* **Region and label listings**:
◆ ◆ ◆ ◆ ◆

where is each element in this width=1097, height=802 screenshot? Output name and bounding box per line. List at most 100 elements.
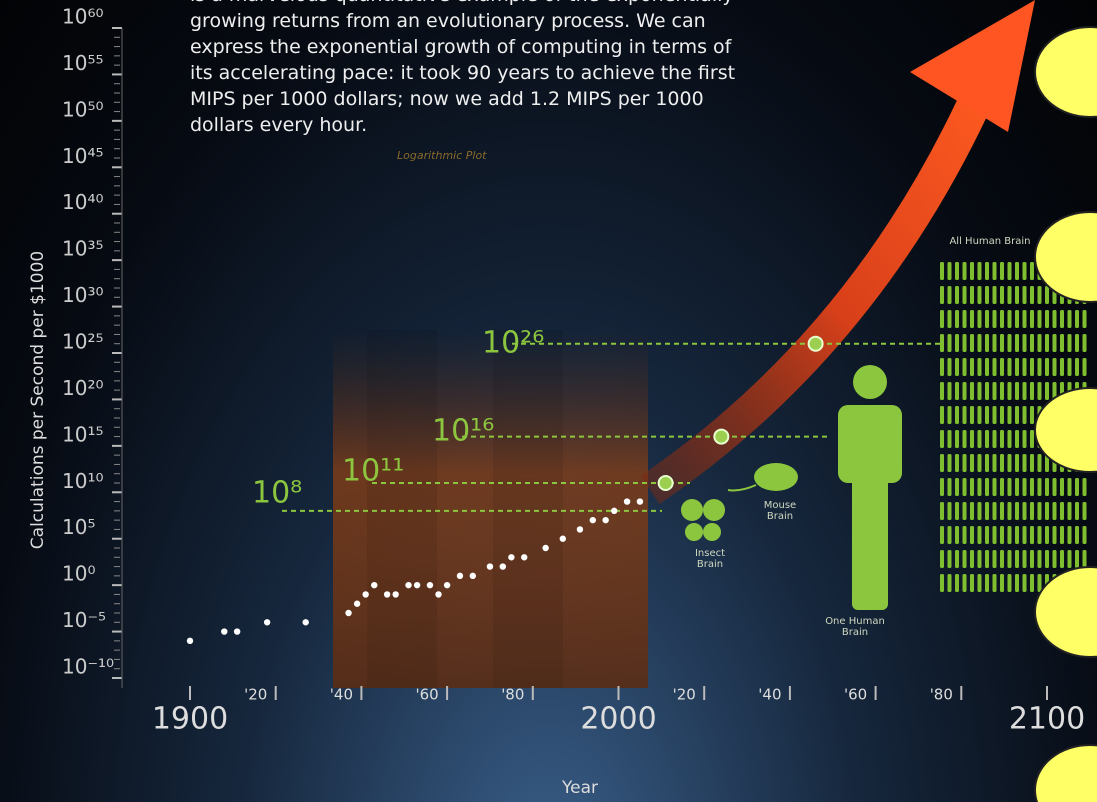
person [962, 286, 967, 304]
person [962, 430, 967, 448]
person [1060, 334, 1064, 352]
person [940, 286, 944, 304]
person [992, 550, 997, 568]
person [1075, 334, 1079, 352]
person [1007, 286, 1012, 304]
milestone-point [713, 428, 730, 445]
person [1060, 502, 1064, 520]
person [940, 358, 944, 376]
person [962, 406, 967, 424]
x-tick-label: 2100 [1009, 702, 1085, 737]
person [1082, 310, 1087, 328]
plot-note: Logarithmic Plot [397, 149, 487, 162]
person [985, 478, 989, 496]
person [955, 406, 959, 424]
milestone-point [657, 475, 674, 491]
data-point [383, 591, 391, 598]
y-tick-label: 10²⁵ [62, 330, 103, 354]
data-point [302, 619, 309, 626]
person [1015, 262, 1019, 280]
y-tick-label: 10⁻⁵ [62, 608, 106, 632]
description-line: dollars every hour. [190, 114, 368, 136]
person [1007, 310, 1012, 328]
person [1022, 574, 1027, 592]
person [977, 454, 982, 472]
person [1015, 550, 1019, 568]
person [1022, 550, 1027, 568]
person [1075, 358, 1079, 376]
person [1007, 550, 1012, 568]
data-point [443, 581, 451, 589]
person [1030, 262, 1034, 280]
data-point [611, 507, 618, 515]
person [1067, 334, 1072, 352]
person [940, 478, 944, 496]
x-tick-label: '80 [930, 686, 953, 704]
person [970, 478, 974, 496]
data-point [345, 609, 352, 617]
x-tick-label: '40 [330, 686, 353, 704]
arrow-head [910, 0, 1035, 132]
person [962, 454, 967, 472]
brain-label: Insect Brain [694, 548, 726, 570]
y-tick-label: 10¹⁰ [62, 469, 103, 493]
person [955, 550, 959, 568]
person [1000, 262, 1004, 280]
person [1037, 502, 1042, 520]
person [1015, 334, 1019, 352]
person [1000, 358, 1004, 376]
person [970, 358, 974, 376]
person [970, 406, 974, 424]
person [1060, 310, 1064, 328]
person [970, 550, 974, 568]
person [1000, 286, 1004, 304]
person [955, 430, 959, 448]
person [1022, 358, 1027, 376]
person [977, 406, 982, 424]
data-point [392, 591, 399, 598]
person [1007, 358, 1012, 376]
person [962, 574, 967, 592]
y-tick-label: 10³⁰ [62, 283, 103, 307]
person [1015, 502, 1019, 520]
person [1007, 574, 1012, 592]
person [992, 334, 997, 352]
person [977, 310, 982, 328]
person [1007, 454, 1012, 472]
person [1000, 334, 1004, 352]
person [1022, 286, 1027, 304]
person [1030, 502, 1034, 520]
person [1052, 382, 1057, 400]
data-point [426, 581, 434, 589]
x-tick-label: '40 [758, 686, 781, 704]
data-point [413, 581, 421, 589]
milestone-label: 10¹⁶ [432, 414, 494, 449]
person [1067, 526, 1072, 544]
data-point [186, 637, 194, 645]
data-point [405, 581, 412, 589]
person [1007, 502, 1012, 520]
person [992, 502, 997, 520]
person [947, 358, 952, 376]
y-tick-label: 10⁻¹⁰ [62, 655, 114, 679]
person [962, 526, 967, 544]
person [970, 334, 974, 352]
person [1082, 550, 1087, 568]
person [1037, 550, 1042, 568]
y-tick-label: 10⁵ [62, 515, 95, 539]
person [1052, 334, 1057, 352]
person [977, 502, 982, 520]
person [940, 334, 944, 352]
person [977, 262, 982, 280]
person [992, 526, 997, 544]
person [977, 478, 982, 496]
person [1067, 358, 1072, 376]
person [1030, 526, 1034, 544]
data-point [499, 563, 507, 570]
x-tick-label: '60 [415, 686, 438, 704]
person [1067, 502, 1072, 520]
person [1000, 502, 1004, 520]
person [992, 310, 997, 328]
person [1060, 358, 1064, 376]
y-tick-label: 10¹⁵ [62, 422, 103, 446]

◆ ◆ ◆ ◆ ◆

* **What to work on**:
Copy out the lines above, beginning with the line containing "person [962, 286, 967, 304]" and continuing through the line containing "person [985, 478, 989, 496]", with both of those lines included.

* **Solution to the problem**:
person [962, 286, 967, 304]
person [962, 430, 967, 448]
person [1060, 334, 1064, 352]
person [940, 286, 944, 304]
person [992, 550, 997, 568]
person [1075, 334, 1079, 352]
person [1007, 286, 1012, 304]
milestone-point [713, 428, 730, 445]
person [1060, 502, 1064, 520]
person [940, 358, 944, 376]
person [962, 406, 967, 424]
x-tick-label: 2100 [1009, 702, 1085, 737]
person [1082, 310, 1087, 328]
plot-note: Logarithmic Plot [397, 149, 487, 162]
person [985, 478, 989, 496]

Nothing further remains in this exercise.